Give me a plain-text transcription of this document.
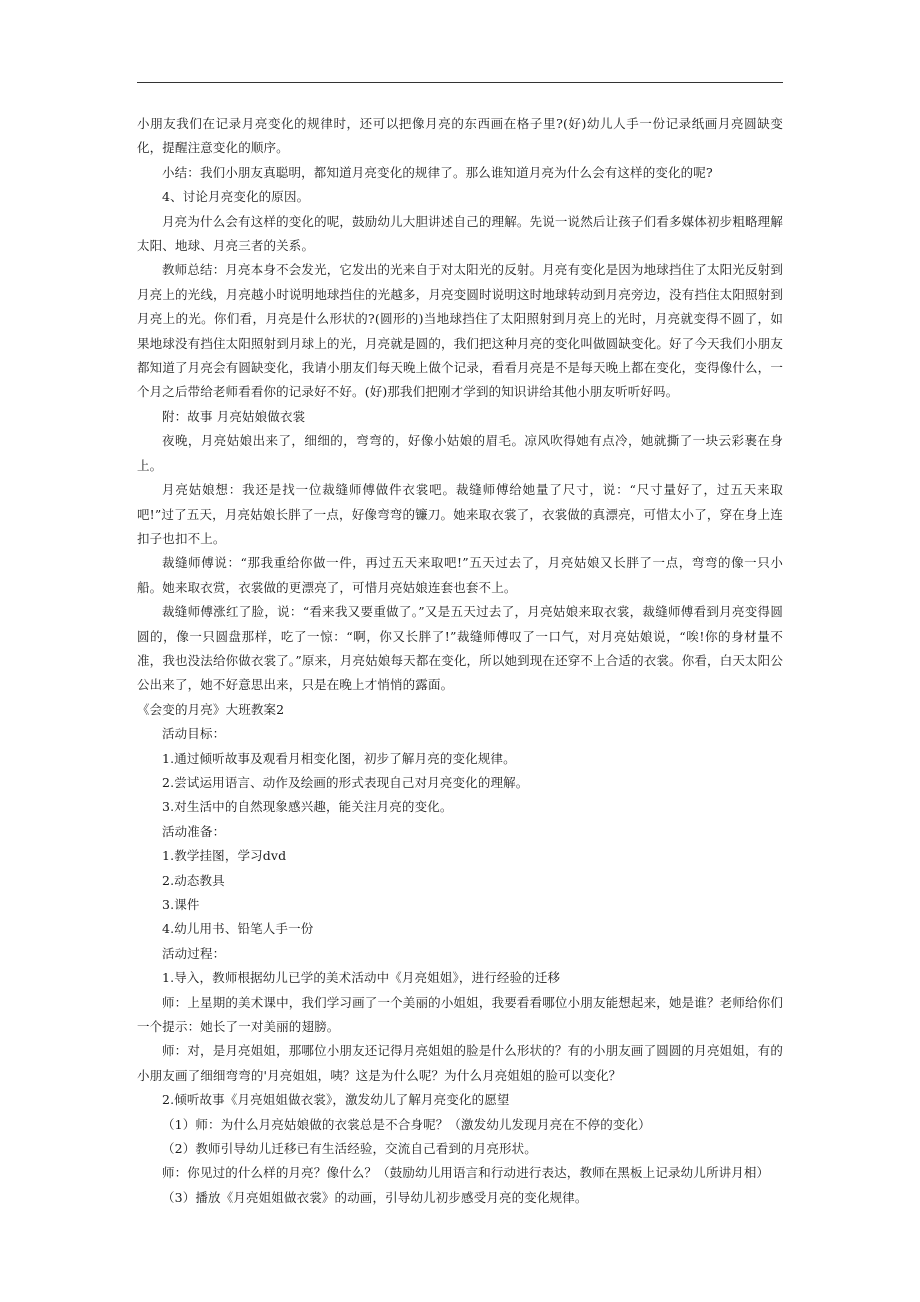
小朋友我们在记录月亮变化的规律时，还可以把像月亮的东西画在格子里?(好)幼儿人手一份记录纸画月亮圆缺变化，提醒注意变化的顺序。

小结：我们小朋友真聪明，都知道月亮变化的规律了。那么谁知道月亮为什么会有这样的变化的呢?

4、讨论月亮变化的原因。

月亮为什么会有这样的变化的呢，鼓励幼儿大胆讲述自己的理解。先说一说然后让孩子们看多媒体初步粗略理解太阳、地球、月亮三者的关系。

教师总结：月亮本身不会发光，它发出的光来自于对太阳光的反射。月亮有变化是因为地球挡住了太阳光反射到月亮上的光线，月亮越小时说明地球挡住的光越多，月亮变圆时说明这时地球转动到月亮旁边，没有挡住太阳照射到月亮上的光。你们看，月亮是什么形状的?(圆形的)当地球挡住了太阳照射到月亮上的光时，月亮就变得不圆了，如果地球没有挡住太阳照射到月球上的光，月亮就是圆的，我们把这种月亮的变化叫做圆缺变化。好了今天我们小朋友都知道了月亮会有圆缺变化，我请小朋友们每天晚上做个记录，看看月亮是不是每天晚上都在变化，变得像什么，一个月之后带给老师看看你的记录好不好。(好)那我们把刚才学到的知识讲给其他小朋友听听好吗。

附：故事 月亮姑娘做衣裳

夜晚，月亮姑娘出来了，细细的，弯弯的，好像小姑娘的眉毛。凉风吹得她有点冷，她就撕了一块云彩裹在身上。

月亮姑娘想：我还是找一位裁缝师傅做件衣裳吧。裁缝师傅给她量了尺寸，说：“尺寸量好了，过五天来取吧!”过了五天，月亮姑娘长胖了一点，好像弯弯的镰刀。她来取衣裳了，衣裳做的真漂亮，可惜太小了，穿在身上连扣子也扣不上。

裁缝师傅说：“那我重给你做一件，再过五天来取吧!”五天过去了，月亮姑娘又长胖了一点，弯弯的像一只小船。她来取衣赏，衣裳做的更漂亮了，可惜月亮姑娘连套也套不上。

裁缝师傅涨红了脸，说：“看来我又要重做了。”又是五天过去了，月亮姑娘来取衣裳，裁缝师傅看到月亮变得圆圆的，像一只圆盘那样，吃了一惊：“啊，你又长胖了!”裁缝师傅叹了一口气，对月亮姑娘说，“唉!你的身材量不准，我也没法给你做衣裳了。”原来，月亮姑娘每天都在变化，所以她到现在还穿不上合适的衣裳。你看，白天太阳公公出来了，她不好意思出来，只是在晚上才悄悄的露面。

《会变的月亮》大班教案2

活动目标：

1.通过倾听故事及观看月相变化图，初步了解月亮的变化规律。

2.尝试运用语言、动作及绘画的形式表现自己对月亮变化的理解。

3.对生活中的自然现象感兴趣，能关注月亮的变化。

活动准备：

1.教学挂图，学习dvd

2.动态教具

3.课件

4.幼儿用书、铅笔人手一份

活动过程：

1.导入，教师根据幼儿已学的美术活动中《月亮姐姐》，进行经验的迁移

师：上星期的美术课中，我们学习画了一个美丽的小姐姐，我要看看哪位小朋友能想起来，她是谁？老师给你们一个提示：她长了一对美丽的翅膀。

师：对，是月亮姐姐，那哪位小朋友还记得月亮姐姐的脸是什么形状的？有的小朋友画了圆圆的月亮姐姐，有的小朋友画了细细弯弯的'月亮姐姐，咦？这是为什么呢？为什么月亮姐姐的脸可以变化？

2.倾听故事《月亮姐姐做衣裳》，激发幼儿了解月亮变化的愿望

（1）师：为什么月亮姑娘做的衣裳总是不合身呢？（激发幼儿发现月亮在不停的变化）

（2）教师引导幼儿迁移已有生活经验，交流自己看到的月亮形状。

师：你见过的什么样的月亮？像什么？（鼓励幼儿用语言和行动进行表达，教师在黑板上记录幼儿所讲月相）

（3）播放《月亮姐姐做衣裳》的动画，引导幼儿初步感受月亮的变化规律。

SHORT TASK: The listing above needs to be output again exactly. Don't include the pictures.

ANSWER BELOW:
Give me a plain-text transcription of this document.
小朋友我们在记录月亮变化的规律时，还可以把像月亮的东西画在格子里?(好)幼儿人手一份记录纸画月亮圆缺变化，提醒注意变化的顺序。

小结：我们小朋友真聪明，都知道月亮变化的规律了。那么谁知道月亮为什么会有这样的变化的呢?

4、讨论月亮变化的原因。

月亮为什么会有这样的变化的呢，鼓励幼儿大胆讲述自己的理解。先说一说然后让孩子们看多媒体初步粗略理解太阳、地球、月亮三者的关系。

教师总结：月亮本身不会发光，它发出的光来自于对太阳光的反射。月亮有变化是因为地球挡住了太阳光反射到月亮上的光线，月亮越小时说明地球挡住的光越多，月亮变圆时说明这时地球转动到月亮旁边，没有挡住太阳照射到月亮上的光。你们看，月亮是什么形状的?(圆形的)当地球挡住了太阳照射到月亮上的光时，月亮就变得不圆了，如果地球没有挡住太阳照射到月球上的光，月亮就是圆的，我们把这种月亮的变化叫做圆缺变化。好了今天我们小朋友都知道了月亮会有圆缺变化，我请小朋友们每天晚上做个记录，看看月亮是不是每天晚上都在变化，变得像什么，一个月之后带给老师看看你的记录好不好。(好)那我们把刚才学到的知识讲给其他小朋友听听好吗。

附：故事 月亮姑娘做衣裳

夜晚，月亮姑娘出来了，细细的，弯弯的，好像小姑娘的眉毛。凉风吹得她有点冷，她就撕了一块云彩裹在身上。

月亮姑娘想：我还是找一位裁缝师傅做件衣裳吧。裁缝师傅给她量了尺寸，说：“尺寸量好了，过五天来取吧!”过了五天，月亮姑娘长胖了一点，好像弯弯的镰刀。她来取衣裳了，衣裳做的真漂亮，可惜太小了，穿在身上连扣子也扣不上。

裁缝师傅说：“那我重给你做一件，再过五天来取吧!”五天过去了，月亮姑娘又长胖了一点，弯弯的像一只小船。她来取衣赏，衣裳做的更漂亮了，可惜月亮姑娘连套也套不上。

裁缝师傅涨红了脸，说：“看来我又要重做了。”又是五天过去了，月亮姑娘来取衣裳，裁缝师傅看到月亮变得圆圆的，像一只圆盘那样，吃了一惊：“啊，你又长胖了!”裁缝师傅叹了一口气，对月亮姑娘说，“唉!你的身材量不准，我也没法给你做衣裳了。”原来，月亮姑娘每天都在变化，所以她到现在还穿不上合适的衣裳。你看，白天太阳公公出来了，她不好意思出来，只是在晚上才悄悄的露面。

《会变的月亮》大班教案2

活动目标：

1.通过倾听故事及观看月相变化图，初步了解月亮的变化规律。

2.尝试运用语言、动作及绘画的形式表现自己对月亮变化的理解。

3.对生活中的自然现象感兴趣，能关注月亮的变化。

活动准备：

1.教学挂图，学习dvd

2.动态教具

3.课件

4.幼儿用书、铅笔人手一份

活动过程：

1.导入，教师根据幼儿已学的美术活动中《月亮姐姐》，进行经验的迁移

师：上星期的美术课中，我们学习画了一个美丽的小姐姐，我要看看哪位小朋友能想起来，她是谁？老师给你们一个提示：她长了一对美丽的翅膀。

师：对，是月亮姐姐，那哪位小朋友还记得月亮姐姐的脸是什么形状的？有的小朋友画了圆圆的月亮姐姐，有的小朋友画了细细弯弯的'月亮姐姐，咦？这是为什么呢？为什么月亮姐姐的脸可以变化？

2.倾听故事《月亮姐姐做衣裳》，激发幼儿了解月亮变化的愿望

（1）师：为什么月亮姑娘做的衣裳总是不合身呢？（激发幼儿发现月亮在不停的变化）

（2）教师引导幼儿迁移已有生活经验，交流自己看到的月亮形状。

师：你见过的什么样的月亮？像什么？（鼓励幼儿用语言和行动进行表达，教师在黑板上记录幼儿所讲月相）

（3）播放《月亮姐姐做衣裳》的动画，引导幼儿初步感受月亮的变化规律。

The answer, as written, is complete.